**Description of the task**
Search the records for "μέχρις". Copy every line where it appears.

━━ Source records

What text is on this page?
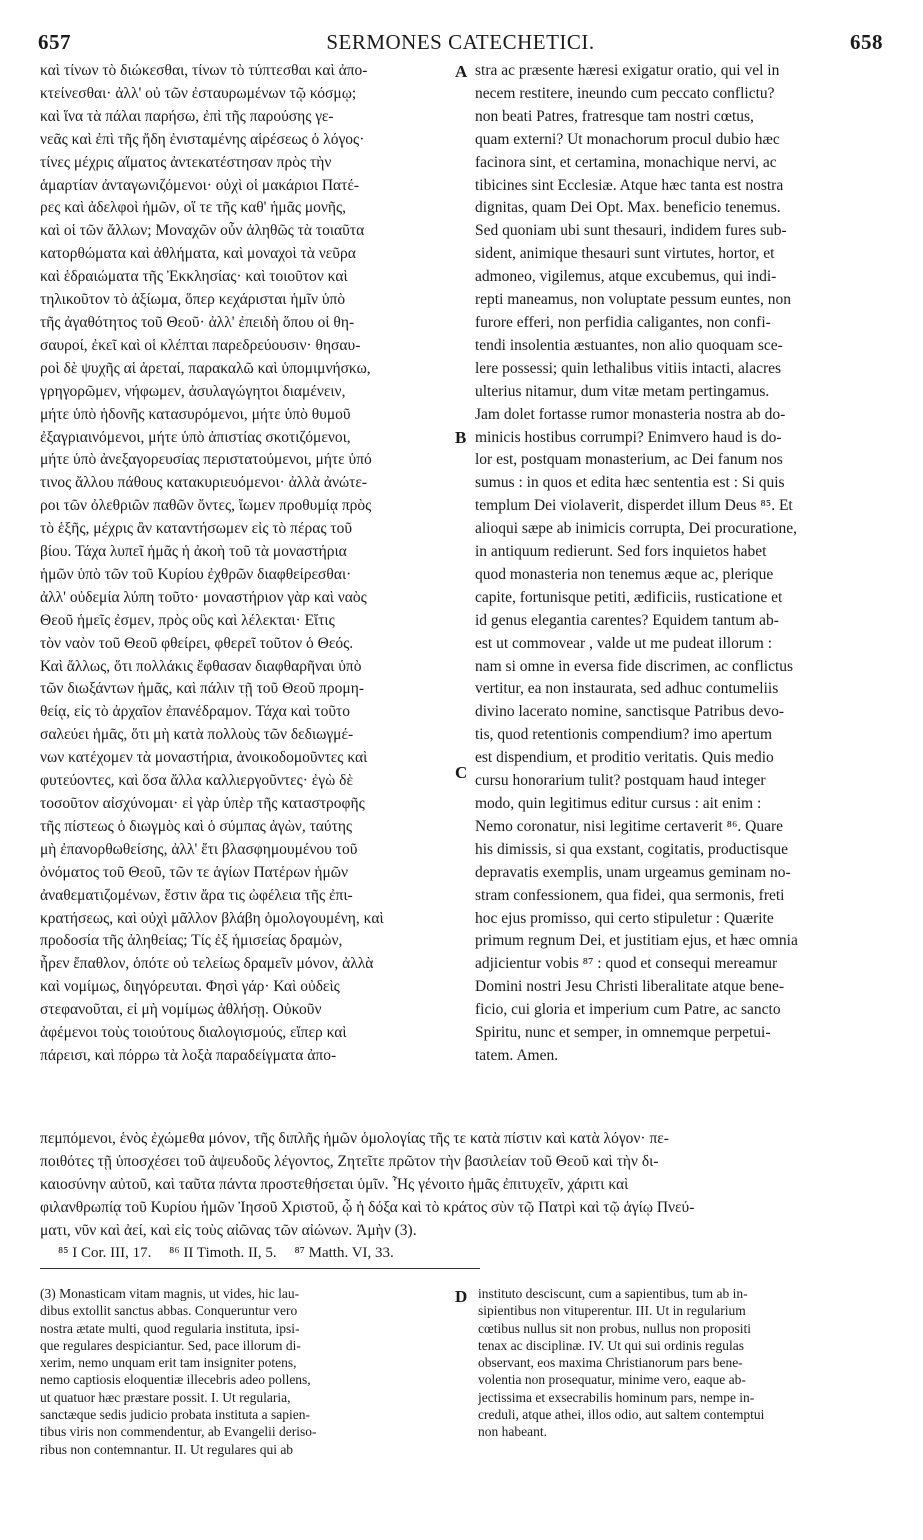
657	SERMONES CATECHETICI.	658
καὶ τίνων τὸ διώκεσθαι, τίνων τὸ τύπτεσθαι καὶ ἀπο-
κτείνεσθαι· ἀλλ' οὐ τῶν ἐσταυρωμένων τῷ κόσμῳ;
καὶ ἵνα τὰ πάλαι παρήσω, ἐπὶ τῆς παρούσης γε-
νεᾶς καὶ ἐπὶ τῆς ἤδη ἐνισταμένης αἱρέσεως ὁ λόγος·
τίνες μέχρις αἵματος ἀντεκατέστησαν πρὸς τὴν
ἁμαρτίαν ἀνταγωνιζόμενοι· οὐχὶ οἱ μακάριοι Πατέ-
ρες καὶ ἀδελφοὶ ἡμῶν, οἵ τε τῆς καθ' ἡμᾶς μονῆς,
καὶ οἱ τῶν ἄλλων; Μοναχῶν οὖν ἀληθῶς τὰ τοιαῦτα
κατορθώματα καὶ ἀθλήματα, καὶ μοναχοὶ τὰ νεῦρα
καὶ ἑδραιώματα τῆς Ἐκκλησίας· καὶ τοιοῦτον καὶ
τηλικοῦτον τὸ ἀξίωμα, ὅπερ κεχάρισται ἡμῖν ὑπὸ
τῆς ἀγαθότητος τοῦ Θεοῦ· ἀλλ' ἐπειδὴ ὅπου οἱ θη-
σαυροί, ἐκεῖ καὶ οἱ κλέπται παρεδρεύουσιν· θησαυ-
ροὶ δὲ ψυχῆς αἱ ἀρεταί, παρακαλῶ καὶ ὑπομιμνήσκω,
γρηγορῶμεν, νήφωμεν, ἀσυλαγώγητοι διαμένειν,
μήτε ὑπὸ ἡδονῆς κατασυρόμενοι, μήτε ὑπὸ θυμοῦ
ἐξαγριαινόμενοι, μήτε ὑπὸ ἀπιστίας σκοτιζόμενοι,
μήτε ὑπὸ ἀνεξαγορευσίας περιστατούμενοι, μήτε ὑπό
τινος ἄλλου πάθους κατακυριευόμενοι· ἀλλὰ ἀνώτε-
ροι τῶν ὀλεθριῶν παθῶν ὄντες, ἴωμεν προθυμίᾳ πρὸς
τὸ ἑξῆς, μέχρις ἂν καταντήσωμεν εἰς τὸ πέρας τοῦ
βίου. Τάχα λυπεῖ ἡμᾶς ἡ ἀκοὴ τοῦ τὰ μοναστήρια
ἡμῶν ὑπὸ τῶν τοῦ Κυρίου ἐχθρῶν διαφθείρεσθαι·
ἀλλ' οὐδεμία λύπη τοῦτο· μοναστήριον γὰρ καὶ ναὸς
Θεοῦ ἡμεῖς ἐσμεν, πρὸς οὓς καὶ λέλεκται· Εἴτις
τὸν ναὸν τοῦ Θεοῦ φθείρει, φθερεῖ τοῦτον ὁ Θεός.
Καὶ ἄλλως, ὅτι πολλάκις ἔφθασαν διαφθαρῆναι ὑπὸ
τῶν διωξάντων ἡμᾶς, καὶ πάλιν τῇ τοῦ Θεοῦ προμη-
θείᾳ, εἰς τὸ ἀρχαῖον ἐπανέδραμον. Τάχα καὶ τοῦτο
σαλεύει ἡμᾶς, ὅτι μὴ κατὰ πολλοὺς τῶν δεδιωγμέ-
νων κατέχομεν τὰ μοναστήρια, ἀνοικοδομοῦντες καὶ
φυτεύοντες, καὶ ὅσα ἄλλα καλλιεργοῦντες· ἐγὼ δὲ
τοσοῦτον αἰσχύνομαι· εἰ γὰρ ὑπὲρ τῆς καταστροφῆς
τῆς πίστεως ὁ διωγμὸς καὶ ὁ σύμπας ἀγὼν, ταύτης
μὴ ἐπανορθωθείσης, ἀλλ' ἔτι βλασφημουμένου τοῦ
ὀνόματος τοῦ Θεοῦ, τῶν τε ἁγίων Πατέρων ἡμῶν
ἀναθεματιζομένων, ἔστιν ἄρα τις ὠφέλεια τῆς ἐπι-
κρατήσεως, καὶ οὐχὶ μᾶλλον βλάβη ὁμολογουμένη, καὶ
προδοσία τῆς ἀληθείας; Τίς ἐξ ἡμισείας δραμὼν,
ἦρεν ἔπαθλον, ὁπότε οὐ τελείως δραμεῖν μόνον, ἀλλὰ
καὶ νομίμως, διηγόρευται. Φησὶ γάρ· Καὶ οὐδεὶς
στεφανοῦται, εἰ μὴ νομίμως ἀθλήσῃ. Οὐκοῦν
ἀφέμενοι τοὺς τοιούτους διαλογισμούς, εἴπερ καὶ
πάρεισι, καὶ πόρρω τὰ λοξὰ παραδείγματα ἀπο-
stra ac præsente hæresi exigatur oratio, qui vel in
necem restitere, ineundo cum peccato conflictu?
non beati Patres, fratresque tam nostri cœtus,
quam externi? Ut monachorum procul dubio hæc
facinora sint, et certamina, monachique nervi, ac
tibicines sint Ecclesiæ. Atque hæc tanta est nostra
dignitas, quam Dei Opt. Max. beneficio tenemus.
Sed quoniam ubi sunt thesauri, indidem fures sub-
sident, animique thesauri sunt virtutes, hortor, et
admoneo, vigilemus, atque excubemus, qui indi-
repti maneamus, non voluptate pessum euntes, non
furore efferi, non perfidia caligantes, non confi-
tendi insolentia æstuantes, non alio quoquam sce-
lere possessi; quin lethalibus vitiis intacti, alacres
ulterius nitamur, dum vitæ metam pertingamus.
Jam dolet fortasse rumor monasteria nostra ab do-
minicis hostibus corrumpi? Enimvero haud is do-
lor est, postquam monasterium, ac Dei fanum nos
sumus : in quos et edita hæc sententia est : Si quis
templum Dei violaverit, disperdet illum Deus ⁸⁵. Et
alioqui sæpe ab inimicis corrupta, Dei procuratione,
in antiquum redierunt. Sed fors inquietos habet
quod monasteria non tenemus æque ac, plerique
capite, fortunisque petiti, ædificiis, rusticatione et
id genus elegantia carentes? Equidem tantum ab-
est ut commovear , valde ut me pudeat illorum :
nam si omne in eversa fide discrimen, ac conflictus
vertitur, ea non instaurata, sed adhuc contumeliis
divino lacerato nomine, sanctisque Patribus devo-
tis, quod retentionis compendium? imo apertum
est dispendium, et proditio veritatis. Quis medio
cursu honorarium tulit? postquam haud integer
modo, quin legitimus editur cursus : ait enim :
Nemo coronatur, nisi legitime certaverit ⁸⁶. Quare
his dimissis, si qua exstant, cogitatis, productisque
depravatis exemplis, unam urgeamus geminam no-
stram confessionem, qua fidei, qua sermonis, freti
hoc ejus promisso, qui certo stipuletur : Quærite
primum regnum Dei, et justitiam ejus, et hæc omnia
adjicientur vobis ⁸⁷ : quod et consequi mereamur
Domini nostri Jesu Christi liberalitate atque bene-
ficio, cui gloria et imperium cum Patre, ac sancto
Spiritu, nunc et semper, in omnemque perpetui-
tatem. Amen.
A
B
C
D
πεμπόμενοι, ἑνὸς ἐχώμεθα μόνον, τῆς διπλῆς ἡμῶν ὁμολογίας τῆς τε κατὰ πίστιν καὶ κατὰ λόγον· πε-
ποιθότες τῇ ὑποσχέσει τοῦ ἀψευδοῦς λέγοντος, Ζητεῖτε πρῶτον τὴν βασιλείαν τοῦ Θεοῦ καὶ τὴν δι-
καιοσύνην αὐτοῦ, καὶ ταῦτα πάντα προστεθήσεται ὑμῖν. Ἧς γένοιτο ἡμᾶς ἐπιτυχεῖν, χάριτι καὶ
φιλανθρωπίᾳ τοῦ Κυρίου ἡμῶν Ἰησοῦ Χριστοῦ, ᾧ ἡ δόξα καὶ τὸ κράτος σὺν τῷ Πατρὶ καὶ τῷ ἁγίῳ Πνεύ-
ματι, νῦν καὶ ἀεί, καὶ εἰς τοὺς αἰῶνας τῶν αἰώνων. Ἀμὴν (3).
⁸⁵ I Cor. III, 17. ⁸⁶ II Timoth. II, 5. ⁸⁷ Matth. VI, 33.
(3) Monasticam vitam magnis, ut vides, hic lau-
dibus extollit sanctus abbas. Conqueruntur vero
nostra ætate multi, quod regularia instituta, ipsi-
que regulares despiciantur. Sed, pace illorum di-
xerim, nemo unquam erit tam insigniter potens,
nemo captiosis eloquentiæ illecebris adeo pollens,
ut quatuor hæc præstare possit. I. Ut regularia,
sanctæque sedis judicio probata instituta a sapien-
tibus viris non commendentur, ab Evangelii deriso-
ribus non contemnantur. II. Ut regulares qui ab
instituto desciscunt, cum a sapientibus, tum ab in-
sipientibus non vituperentur. III. Ut in regularium
cœtibus nullus sit non probus, nullus non propositi
tenax ac disciplinæ. IV. Ut qui sui ordinis regulas
observant, eos maxima Christianorum pars bene-
volentia non prosequatur, minime vero, eaque ab-
jectissima et exsecrabilis hominum pars, nempe in-
creduli, atque athei, illos odio, aut saltem contemptui
non habeant.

━━━━

**Reply to the exercise**
τίνες μέχρις αἵματος ἀντεκατέστησαν πρὸς τὴν
τὸ ἑξῆς, μέχρις ἂν καταντήσωμεν εἰς τὸ πέρας τοῦ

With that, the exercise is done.